*What to do*
(a) In the mapmaking forum thread, what kind of artist does Simkin say they are?
(b) Resume the mapmaking forum thread from the point where it stops.

::: Document excerpt

# Mapmaking Discussion & Philosophy (WIP/Critique) > General and Miscellaneous Mapping >  Need some help!

## Simkin

Hi, after half a year here in the guild, I would like to know which are my flaws as a no-professional  map maker so I could try to work for  improve them.
So I'm asking you to take a little time to look at some of my maps and let me know what you think are my major limits. Keep in mind that I'm a pen and paper artist.
(The maps are in chronological order)



Thank you in advance.

----------


## Levtrona

Dont worry too much about what other people think. Do what you like and how you like it. You will get better with every single map. Even with the ones you think arent good. Take your time. 
I think you are doing great.  :Smile:

----------


## TimetoDraw

If you want to improve, try looking at individual techniques and working on them. Like isometric buildings, techniques for top-down roofs and grass, look at maps with great borders and copy their margins and detail. 

As Levtrona said, don't worry much about others, pick out the maps you love the most and incorporate them into your own style, you'll get better and better. Speaking as one who very much needs to improve myself  :Smile:

----------


## Simkin

Thanks both. I'm satisfied with my improve and I keep doing the things that I like to do. I will continue doing sketches, exercise and looking at videos or tutorials....

::::::
::: Stored rows

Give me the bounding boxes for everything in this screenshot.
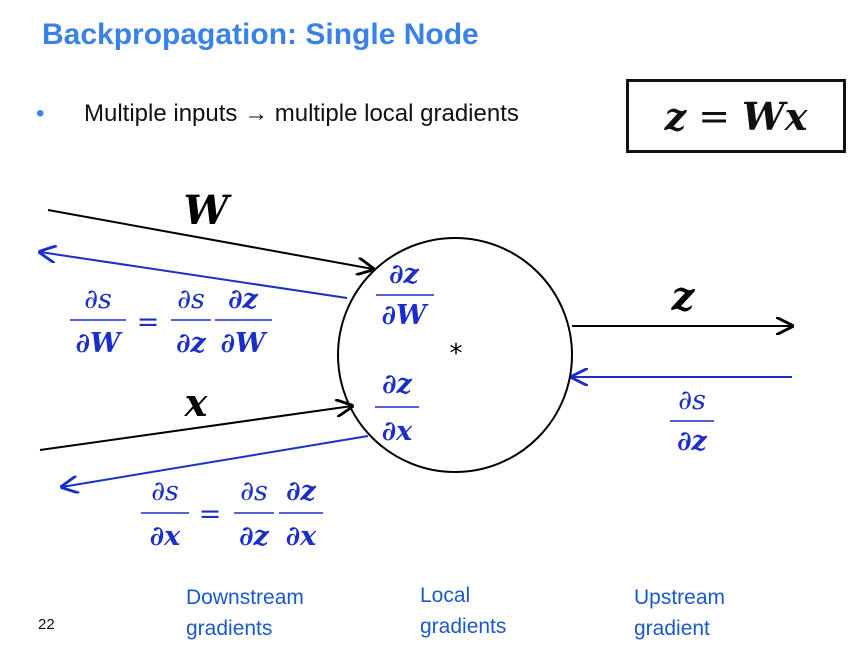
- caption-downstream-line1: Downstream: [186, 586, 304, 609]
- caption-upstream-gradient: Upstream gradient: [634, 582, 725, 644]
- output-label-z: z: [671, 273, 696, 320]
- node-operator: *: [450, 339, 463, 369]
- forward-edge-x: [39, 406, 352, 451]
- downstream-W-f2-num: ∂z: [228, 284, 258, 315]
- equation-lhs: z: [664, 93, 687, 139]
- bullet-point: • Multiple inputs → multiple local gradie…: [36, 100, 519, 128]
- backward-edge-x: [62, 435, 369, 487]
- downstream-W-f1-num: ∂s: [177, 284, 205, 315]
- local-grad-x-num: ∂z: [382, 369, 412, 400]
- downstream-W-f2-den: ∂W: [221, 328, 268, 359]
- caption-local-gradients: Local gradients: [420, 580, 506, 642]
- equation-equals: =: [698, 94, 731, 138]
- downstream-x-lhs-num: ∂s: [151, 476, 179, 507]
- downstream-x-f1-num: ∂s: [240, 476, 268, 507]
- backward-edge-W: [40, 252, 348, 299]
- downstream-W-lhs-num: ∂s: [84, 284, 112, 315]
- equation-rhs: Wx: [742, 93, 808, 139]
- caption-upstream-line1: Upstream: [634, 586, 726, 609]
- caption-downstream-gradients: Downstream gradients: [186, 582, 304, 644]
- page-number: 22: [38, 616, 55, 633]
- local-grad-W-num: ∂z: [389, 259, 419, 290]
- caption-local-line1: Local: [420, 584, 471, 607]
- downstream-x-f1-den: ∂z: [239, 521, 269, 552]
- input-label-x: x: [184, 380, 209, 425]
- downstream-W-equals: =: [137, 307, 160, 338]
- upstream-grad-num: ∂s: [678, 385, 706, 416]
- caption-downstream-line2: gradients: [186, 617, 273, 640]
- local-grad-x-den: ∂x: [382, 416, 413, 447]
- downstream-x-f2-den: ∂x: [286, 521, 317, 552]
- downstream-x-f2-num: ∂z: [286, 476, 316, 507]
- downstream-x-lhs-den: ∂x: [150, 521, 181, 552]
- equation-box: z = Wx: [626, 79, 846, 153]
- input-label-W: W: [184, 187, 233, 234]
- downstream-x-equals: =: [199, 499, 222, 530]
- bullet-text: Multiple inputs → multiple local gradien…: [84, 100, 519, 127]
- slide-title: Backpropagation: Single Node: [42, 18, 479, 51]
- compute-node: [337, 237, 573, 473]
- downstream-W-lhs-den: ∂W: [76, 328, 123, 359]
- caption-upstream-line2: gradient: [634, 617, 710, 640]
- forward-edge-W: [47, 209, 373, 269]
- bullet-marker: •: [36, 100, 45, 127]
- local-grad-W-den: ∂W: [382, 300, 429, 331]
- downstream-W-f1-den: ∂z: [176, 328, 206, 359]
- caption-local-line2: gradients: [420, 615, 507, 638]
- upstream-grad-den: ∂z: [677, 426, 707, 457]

::::::
::: Stored rows

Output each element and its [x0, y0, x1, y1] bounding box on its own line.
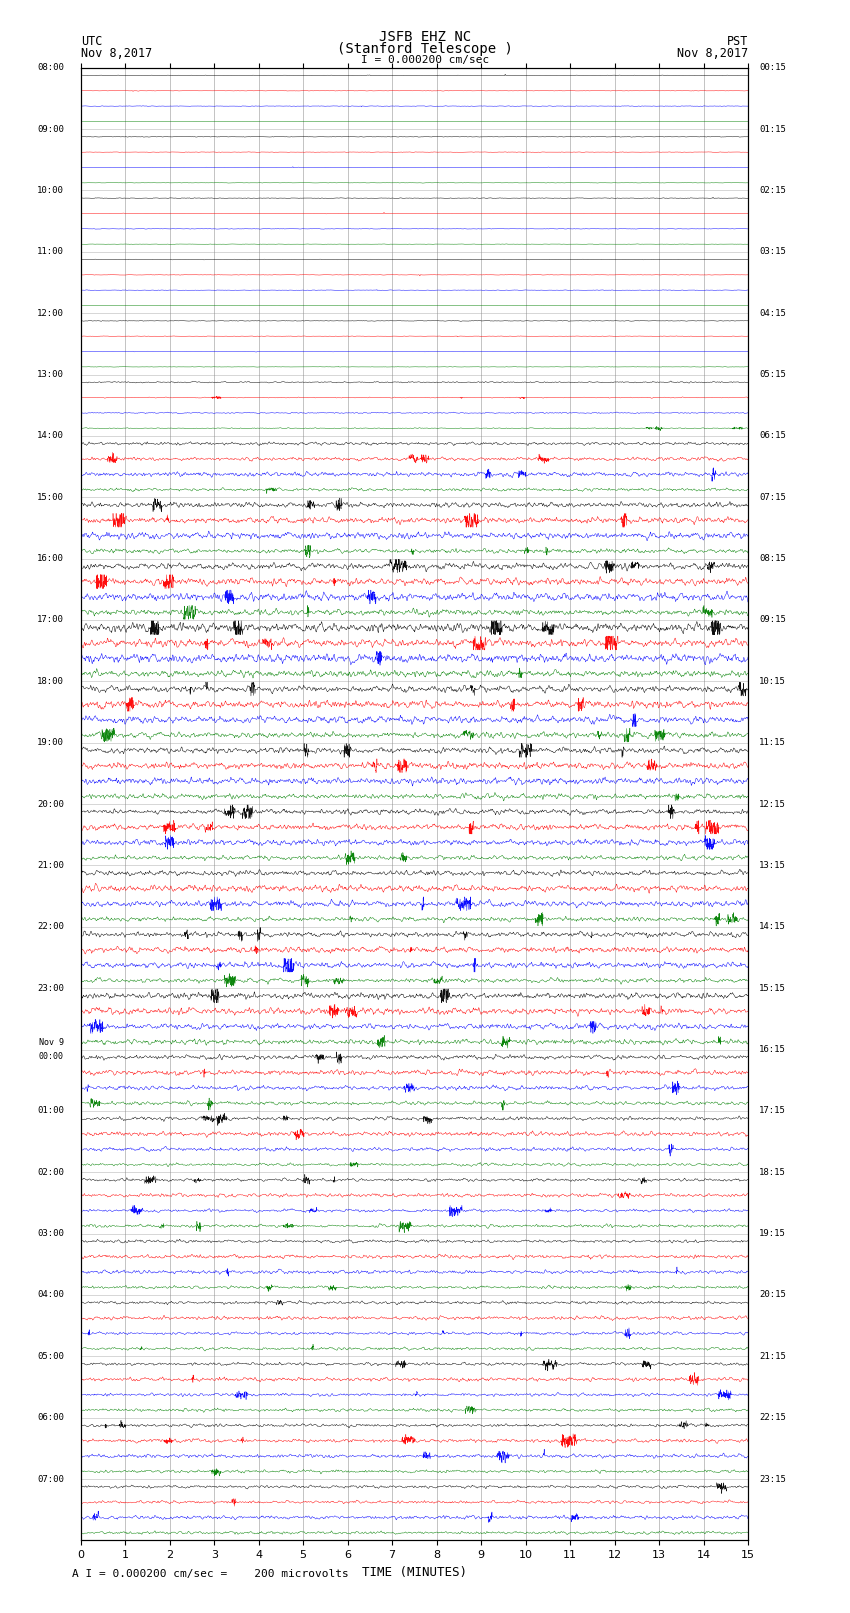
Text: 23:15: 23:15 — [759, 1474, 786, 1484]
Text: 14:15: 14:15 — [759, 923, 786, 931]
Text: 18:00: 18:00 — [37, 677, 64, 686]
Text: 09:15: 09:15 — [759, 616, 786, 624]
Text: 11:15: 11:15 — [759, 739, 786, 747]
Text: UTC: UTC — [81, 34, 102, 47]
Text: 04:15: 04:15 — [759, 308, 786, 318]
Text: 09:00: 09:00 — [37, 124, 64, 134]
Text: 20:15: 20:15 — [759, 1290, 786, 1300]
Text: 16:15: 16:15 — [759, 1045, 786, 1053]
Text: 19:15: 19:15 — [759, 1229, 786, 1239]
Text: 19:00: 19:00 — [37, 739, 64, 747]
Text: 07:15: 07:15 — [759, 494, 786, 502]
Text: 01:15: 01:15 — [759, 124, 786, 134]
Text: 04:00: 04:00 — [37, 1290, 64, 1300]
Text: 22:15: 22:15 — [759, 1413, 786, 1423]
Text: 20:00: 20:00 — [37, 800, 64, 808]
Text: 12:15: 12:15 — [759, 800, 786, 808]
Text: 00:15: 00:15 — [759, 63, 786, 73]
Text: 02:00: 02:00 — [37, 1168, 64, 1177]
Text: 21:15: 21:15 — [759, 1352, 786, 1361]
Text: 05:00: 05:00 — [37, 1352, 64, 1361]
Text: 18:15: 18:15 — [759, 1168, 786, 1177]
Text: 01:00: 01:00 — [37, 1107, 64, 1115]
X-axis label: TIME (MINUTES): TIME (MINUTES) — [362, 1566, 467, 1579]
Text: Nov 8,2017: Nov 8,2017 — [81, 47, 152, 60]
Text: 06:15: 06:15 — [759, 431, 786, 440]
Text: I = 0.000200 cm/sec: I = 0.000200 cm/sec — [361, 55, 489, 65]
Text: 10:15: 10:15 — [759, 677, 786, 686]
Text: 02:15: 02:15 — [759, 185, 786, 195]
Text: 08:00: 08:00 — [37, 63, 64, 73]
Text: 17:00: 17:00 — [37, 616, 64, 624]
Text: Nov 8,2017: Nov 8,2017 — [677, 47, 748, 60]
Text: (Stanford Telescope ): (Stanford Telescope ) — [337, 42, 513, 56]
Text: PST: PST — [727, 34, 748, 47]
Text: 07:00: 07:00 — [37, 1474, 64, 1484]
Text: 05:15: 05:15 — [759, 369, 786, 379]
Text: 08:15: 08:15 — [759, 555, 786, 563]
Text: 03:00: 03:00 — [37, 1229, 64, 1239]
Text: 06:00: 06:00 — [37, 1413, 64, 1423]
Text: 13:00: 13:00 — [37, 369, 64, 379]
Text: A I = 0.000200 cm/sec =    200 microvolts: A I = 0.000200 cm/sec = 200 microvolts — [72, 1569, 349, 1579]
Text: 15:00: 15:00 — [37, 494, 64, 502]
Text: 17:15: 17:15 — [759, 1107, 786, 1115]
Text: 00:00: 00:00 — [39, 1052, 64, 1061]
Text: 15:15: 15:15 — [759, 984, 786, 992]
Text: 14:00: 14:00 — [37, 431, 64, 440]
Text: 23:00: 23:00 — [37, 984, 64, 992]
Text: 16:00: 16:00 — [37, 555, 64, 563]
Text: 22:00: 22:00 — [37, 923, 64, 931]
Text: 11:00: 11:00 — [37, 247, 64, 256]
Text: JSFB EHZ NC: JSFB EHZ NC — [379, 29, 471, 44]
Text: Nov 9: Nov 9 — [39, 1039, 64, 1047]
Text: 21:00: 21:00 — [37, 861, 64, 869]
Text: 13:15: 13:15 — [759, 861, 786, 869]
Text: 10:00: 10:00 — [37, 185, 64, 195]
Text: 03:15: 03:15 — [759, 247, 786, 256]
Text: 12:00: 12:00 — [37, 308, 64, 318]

::::::
::: Stored rows

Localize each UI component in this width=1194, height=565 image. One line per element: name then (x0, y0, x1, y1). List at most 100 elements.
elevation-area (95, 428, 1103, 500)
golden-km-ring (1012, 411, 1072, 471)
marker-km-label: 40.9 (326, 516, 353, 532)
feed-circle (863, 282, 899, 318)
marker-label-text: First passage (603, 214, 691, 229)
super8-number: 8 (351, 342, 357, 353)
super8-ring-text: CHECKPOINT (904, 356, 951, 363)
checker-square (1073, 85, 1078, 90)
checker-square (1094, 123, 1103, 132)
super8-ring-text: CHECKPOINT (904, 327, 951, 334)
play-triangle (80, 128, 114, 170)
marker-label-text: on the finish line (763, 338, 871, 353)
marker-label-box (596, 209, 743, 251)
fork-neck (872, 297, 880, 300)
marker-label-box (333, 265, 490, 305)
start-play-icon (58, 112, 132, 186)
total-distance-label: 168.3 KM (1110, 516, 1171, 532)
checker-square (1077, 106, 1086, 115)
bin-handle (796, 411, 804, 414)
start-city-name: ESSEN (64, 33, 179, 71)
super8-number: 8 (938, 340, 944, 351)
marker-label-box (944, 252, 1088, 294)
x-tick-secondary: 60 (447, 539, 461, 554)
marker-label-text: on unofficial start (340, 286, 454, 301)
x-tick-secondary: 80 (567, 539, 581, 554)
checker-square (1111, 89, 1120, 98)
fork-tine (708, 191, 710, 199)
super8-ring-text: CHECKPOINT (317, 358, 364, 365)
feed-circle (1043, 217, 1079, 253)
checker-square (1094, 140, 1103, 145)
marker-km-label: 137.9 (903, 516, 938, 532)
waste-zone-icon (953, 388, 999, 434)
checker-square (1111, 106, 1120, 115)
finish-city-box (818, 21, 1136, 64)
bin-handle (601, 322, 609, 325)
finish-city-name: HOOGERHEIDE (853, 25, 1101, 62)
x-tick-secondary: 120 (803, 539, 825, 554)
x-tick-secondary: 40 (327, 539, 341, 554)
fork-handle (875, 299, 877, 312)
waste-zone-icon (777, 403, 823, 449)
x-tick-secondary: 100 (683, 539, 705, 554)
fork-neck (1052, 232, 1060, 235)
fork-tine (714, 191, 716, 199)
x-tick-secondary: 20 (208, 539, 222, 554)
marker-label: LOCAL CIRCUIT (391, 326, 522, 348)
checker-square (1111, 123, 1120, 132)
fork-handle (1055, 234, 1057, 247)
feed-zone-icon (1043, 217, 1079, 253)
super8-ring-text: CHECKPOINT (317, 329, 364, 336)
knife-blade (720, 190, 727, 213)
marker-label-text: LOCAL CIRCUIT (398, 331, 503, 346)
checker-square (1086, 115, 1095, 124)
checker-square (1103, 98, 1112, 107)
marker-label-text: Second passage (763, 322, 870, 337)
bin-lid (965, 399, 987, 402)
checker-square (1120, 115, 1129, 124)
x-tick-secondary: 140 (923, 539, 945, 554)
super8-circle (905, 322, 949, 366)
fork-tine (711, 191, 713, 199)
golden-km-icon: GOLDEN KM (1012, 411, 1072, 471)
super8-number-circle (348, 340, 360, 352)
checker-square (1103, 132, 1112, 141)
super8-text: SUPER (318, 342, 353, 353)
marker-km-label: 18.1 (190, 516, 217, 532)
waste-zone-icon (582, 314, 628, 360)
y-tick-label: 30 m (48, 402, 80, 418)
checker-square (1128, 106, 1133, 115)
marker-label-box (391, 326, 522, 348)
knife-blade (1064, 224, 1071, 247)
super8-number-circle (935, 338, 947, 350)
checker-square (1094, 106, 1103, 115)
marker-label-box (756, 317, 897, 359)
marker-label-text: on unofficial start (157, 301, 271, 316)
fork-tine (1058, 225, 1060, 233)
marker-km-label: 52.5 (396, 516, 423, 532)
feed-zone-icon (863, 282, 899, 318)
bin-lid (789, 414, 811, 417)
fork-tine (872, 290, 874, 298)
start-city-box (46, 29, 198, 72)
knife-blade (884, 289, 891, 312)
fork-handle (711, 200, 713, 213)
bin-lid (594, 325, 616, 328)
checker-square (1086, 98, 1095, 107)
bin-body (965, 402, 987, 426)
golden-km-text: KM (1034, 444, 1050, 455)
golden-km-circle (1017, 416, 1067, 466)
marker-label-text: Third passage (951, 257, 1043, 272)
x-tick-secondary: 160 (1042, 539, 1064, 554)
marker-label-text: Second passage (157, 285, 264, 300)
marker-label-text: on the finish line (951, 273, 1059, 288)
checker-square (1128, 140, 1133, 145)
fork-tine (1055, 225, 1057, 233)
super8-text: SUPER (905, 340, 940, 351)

::::::

*Answers to each task*
(a) A pen and paper artist.

(b)
but my call for opinions will be open yet.. just to have another point of view.

----------


## Adfor

I've told you before that your art is solid, you've got to decide for yourself what you don't like about it. Critique can help, but honestly bud, your maps have gotten consecutively better each attempt, so like Lev said, who cares what others think if you're happy with your progression as an artist. Keep that energy as you dive into new projects, use this website as it should be used, as a think tank. We're all just like you, trying to be better cartographers, don't over think it.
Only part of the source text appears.